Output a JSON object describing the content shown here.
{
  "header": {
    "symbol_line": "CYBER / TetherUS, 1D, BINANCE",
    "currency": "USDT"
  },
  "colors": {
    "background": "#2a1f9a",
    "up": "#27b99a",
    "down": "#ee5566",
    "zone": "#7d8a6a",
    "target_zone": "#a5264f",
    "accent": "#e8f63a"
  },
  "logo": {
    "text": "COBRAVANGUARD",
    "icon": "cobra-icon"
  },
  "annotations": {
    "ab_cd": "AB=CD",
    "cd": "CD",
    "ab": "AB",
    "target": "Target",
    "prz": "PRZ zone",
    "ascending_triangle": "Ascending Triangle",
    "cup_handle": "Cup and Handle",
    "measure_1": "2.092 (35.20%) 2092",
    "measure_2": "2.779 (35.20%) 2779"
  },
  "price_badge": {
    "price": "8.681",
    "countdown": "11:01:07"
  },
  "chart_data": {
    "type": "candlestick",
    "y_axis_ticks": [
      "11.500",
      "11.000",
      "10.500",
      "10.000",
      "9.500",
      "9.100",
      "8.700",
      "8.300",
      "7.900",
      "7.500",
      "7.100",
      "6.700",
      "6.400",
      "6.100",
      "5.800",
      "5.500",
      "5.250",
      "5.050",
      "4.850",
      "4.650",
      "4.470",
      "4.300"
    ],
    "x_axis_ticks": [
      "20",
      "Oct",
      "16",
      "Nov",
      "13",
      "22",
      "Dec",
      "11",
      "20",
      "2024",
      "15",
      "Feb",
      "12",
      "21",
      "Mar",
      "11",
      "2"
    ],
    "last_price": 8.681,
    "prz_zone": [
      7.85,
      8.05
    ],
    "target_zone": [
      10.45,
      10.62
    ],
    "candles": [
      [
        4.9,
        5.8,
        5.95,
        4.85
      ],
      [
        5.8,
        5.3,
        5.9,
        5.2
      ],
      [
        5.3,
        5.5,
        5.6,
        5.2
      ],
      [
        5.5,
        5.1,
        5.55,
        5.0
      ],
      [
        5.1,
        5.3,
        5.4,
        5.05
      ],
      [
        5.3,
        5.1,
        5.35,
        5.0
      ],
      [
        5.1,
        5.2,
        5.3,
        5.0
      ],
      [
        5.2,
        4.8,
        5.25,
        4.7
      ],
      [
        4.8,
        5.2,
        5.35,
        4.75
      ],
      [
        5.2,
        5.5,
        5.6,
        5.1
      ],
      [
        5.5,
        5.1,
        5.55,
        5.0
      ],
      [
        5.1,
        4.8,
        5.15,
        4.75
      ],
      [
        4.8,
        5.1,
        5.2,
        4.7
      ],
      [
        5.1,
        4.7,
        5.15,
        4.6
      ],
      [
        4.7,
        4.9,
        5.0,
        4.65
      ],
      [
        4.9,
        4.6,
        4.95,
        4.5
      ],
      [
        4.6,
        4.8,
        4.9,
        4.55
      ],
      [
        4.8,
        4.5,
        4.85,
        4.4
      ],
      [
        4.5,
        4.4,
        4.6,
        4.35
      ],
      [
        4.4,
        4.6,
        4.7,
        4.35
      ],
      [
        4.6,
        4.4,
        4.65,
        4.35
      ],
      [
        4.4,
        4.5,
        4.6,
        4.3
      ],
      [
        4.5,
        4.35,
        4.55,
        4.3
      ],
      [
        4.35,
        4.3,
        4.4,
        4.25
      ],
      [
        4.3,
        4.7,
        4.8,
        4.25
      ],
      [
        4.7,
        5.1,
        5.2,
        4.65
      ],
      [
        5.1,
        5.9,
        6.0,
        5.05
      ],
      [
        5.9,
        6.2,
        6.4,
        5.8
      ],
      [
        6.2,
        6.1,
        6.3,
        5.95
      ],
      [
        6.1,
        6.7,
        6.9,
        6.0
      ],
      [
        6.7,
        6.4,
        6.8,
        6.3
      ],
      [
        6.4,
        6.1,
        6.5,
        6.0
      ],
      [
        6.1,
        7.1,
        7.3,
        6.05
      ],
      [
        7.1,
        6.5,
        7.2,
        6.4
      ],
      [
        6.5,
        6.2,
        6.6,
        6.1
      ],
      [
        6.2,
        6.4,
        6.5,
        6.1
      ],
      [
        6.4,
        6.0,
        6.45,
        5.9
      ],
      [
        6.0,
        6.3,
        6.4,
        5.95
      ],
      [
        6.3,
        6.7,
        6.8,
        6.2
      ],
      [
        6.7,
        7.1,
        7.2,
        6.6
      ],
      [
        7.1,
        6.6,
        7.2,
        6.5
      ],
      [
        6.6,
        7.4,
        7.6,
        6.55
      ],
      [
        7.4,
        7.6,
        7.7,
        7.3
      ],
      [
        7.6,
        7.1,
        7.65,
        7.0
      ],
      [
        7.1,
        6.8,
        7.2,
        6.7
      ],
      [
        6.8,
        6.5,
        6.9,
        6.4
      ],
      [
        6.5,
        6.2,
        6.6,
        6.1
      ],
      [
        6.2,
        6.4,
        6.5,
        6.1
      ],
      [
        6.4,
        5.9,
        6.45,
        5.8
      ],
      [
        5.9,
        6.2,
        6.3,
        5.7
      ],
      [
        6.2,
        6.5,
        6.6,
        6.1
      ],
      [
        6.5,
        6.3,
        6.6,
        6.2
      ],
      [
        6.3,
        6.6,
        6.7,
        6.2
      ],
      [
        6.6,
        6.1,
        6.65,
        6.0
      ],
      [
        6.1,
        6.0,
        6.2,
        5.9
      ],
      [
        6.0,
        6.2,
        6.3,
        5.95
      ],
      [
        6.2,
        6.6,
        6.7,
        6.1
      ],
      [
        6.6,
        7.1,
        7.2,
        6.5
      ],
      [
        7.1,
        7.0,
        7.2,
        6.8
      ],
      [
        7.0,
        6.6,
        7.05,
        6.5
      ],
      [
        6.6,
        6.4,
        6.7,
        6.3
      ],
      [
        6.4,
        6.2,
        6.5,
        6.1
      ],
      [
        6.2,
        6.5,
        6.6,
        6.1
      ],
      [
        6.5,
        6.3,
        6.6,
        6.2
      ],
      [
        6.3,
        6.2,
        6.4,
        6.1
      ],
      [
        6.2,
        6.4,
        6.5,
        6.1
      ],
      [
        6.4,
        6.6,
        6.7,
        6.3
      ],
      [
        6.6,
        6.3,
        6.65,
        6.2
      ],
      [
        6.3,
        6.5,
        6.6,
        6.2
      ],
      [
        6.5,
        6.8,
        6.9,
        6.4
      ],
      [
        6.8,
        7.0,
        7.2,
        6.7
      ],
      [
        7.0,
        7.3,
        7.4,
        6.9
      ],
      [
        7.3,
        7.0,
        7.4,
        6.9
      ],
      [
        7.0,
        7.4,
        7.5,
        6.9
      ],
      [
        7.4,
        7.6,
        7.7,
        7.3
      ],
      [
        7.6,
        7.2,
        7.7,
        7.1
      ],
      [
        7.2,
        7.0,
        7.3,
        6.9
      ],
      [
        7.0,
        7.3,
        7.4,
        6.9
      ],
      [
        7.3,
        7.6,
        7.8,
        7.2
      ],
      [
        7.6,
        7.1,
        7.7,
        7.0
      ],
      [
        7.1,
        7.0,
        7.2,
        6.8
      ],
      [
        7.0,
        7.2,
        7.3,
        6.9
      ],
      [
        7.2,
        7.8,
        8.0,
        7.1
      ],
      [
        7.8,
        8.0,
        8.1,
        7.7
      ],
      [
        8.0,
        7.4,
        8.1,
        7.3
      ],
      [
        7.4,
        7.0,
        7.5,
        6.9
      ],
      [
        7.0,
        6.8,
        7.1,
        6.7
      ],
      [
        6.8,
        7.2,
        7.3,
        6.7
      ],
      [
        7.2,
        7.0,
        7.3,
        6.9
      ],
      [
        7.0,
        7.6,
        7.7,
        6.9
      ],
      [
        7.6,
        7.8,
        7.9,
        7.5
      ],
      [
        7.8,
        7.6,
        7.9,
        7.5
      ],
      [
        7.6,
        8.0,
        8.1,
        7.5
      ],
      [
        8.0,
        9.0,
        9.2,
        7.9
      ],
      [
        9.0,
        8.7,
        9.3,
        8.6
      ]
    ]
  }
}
---
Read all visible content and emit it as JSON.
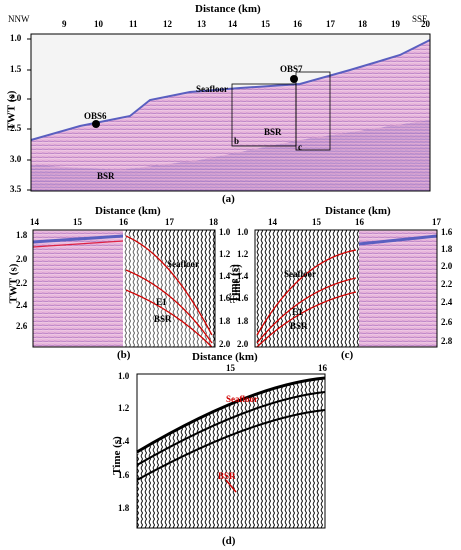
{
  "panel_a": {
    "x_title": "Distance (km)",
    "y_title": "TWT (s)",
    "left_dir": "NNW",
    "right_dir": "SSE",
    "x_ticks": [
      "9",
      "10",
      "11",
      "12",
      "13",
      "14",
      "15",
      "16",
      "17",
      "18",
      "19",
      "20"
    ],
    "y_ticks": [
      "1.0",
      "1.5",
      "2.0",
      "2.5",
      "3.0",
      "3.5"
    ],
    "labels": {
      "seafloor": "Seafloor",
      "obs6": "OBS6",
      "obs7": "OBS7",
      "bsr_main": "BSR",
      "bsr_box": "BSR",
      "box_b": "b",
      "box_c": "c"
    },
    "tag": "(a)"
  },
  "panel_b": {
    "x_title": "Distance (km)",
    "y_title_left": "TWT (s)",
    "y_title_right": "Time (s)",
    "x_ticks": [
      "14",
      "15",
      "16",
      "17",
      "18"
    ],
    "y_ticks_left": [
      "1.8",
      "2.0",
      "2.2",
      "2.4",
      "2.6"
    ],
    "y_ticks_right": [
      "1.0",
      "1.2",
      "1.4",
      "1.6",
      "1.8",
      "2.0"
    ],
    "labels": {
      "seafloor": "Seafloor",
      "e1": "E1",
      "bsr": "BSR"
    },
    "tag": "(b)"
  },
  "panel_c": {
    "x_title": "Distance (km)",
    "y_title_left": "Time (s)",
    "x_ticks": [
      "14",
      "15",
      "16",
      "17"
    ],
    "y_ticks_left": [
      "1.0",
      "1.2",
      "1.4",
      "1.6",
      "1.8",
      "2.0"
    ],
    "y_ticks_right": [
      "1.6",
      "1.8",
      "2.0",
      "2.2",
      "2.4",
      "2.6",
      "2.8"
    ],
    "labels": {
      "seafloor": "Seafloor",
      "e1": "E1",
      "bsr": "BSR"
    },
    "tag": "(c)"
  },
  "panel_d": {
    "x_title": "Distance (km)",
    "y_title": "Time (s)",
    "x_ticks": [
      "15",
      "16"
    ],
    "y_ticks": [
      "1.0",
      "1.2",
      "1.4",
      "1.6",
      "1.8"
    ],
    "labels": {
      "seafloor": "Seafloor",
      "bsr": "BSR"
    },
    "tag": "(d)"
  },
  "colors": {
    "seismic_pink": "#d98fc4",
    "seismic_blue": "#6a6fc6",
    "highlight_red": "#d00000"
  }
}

**Objective:**
Report how many lines in the data include the word "JSON", and give nothing but the count.

**Expected answer:**
2